== What you are asked to do ==
Leave out the pictures and reproduce all of the data exactly.

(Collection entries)
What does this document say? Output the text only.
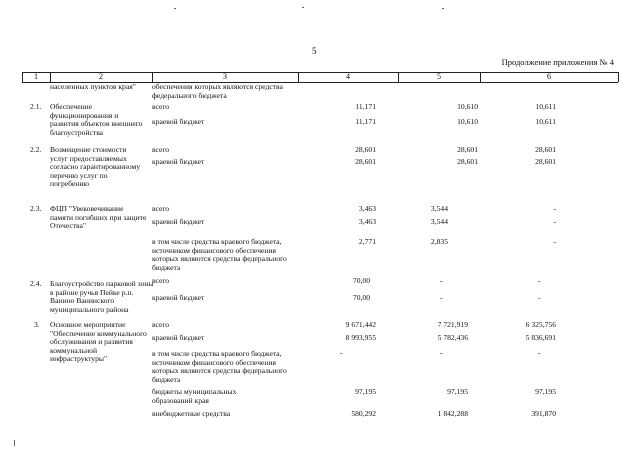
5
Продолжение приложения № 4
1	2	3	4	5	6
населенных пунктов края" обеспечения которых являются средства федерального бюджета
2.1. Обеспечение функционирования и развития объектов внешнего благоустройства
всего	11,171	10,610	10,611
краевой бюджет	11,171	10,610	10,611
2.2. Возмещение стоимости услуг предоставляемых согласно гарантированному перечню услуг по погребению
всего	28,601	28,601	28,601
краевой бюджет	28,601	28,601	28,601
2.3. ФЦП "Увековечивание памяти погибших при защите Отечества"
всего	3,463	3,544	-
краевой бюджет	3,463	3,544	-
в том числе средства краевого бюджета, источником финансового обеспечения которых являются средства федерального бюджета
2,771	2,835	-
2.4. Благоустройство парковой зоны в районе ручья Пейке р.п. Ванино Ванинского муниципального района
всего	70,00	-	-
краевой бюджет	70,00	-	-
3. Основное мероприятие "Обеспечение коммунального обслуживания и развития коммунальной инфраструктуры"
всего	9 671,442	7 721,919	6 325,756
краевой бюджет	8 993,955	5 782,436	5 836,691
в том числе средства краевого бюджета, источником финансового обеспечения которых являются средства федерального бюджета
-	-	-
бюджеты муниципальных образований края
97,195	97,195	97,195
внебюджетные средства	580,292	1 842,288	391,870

== Complete output ==
What does this document say? Output the text only.
5
Продолжение приложения № 4
1	2	3	4	5	6
населенных пунктов края" обеспечения которых являются средства федерального бюджета
2.1. Обеспечение функционирования и развития объектов внешнего благоустройства
всего	11,171	10,610	10,611
краевой бюджет	11,171	10,610	10,611
2.2. Возмещение стоимости услуг предоставляемых согласно гарантированному перечню услуг по погребению
всего	28,601	28,601	28,601
краевой бюджет	28,601	28,601	28,601
2.3. ФЦП "Увековечивание памяти погибших при защите Отечества"
всего	3,463	3,544	-
краевой бюджет	3,463	3,544	-
в том числе средства краевого бюджета, источником финансового обеспечения которых являются средства федерального бюджета
2,771	2,835	-
2.4. Благоустройство парковой зоны в районе ручья Пейке р.п. Ванино Ванинского муниципального района
всего	70,00	-	-
краевой бюджет	70,00	-	-
3. Основное мероприятие "Обеспечение коммунального обслуживания и развития коммунальной инфраструктуры"
всего	9 671,442	7 721,919	6 325,756
краевой бюджет	8 993,955	5 782,436	5 836,691
в том числе средства краевого бюджета, источником финансового обеспечения которых являются средства федерального бюджета
-	-	-
бюджеты муниципальных образований края
97,195	97,195	97,195
внебюджетные средства	580,292	1 842,288	391,870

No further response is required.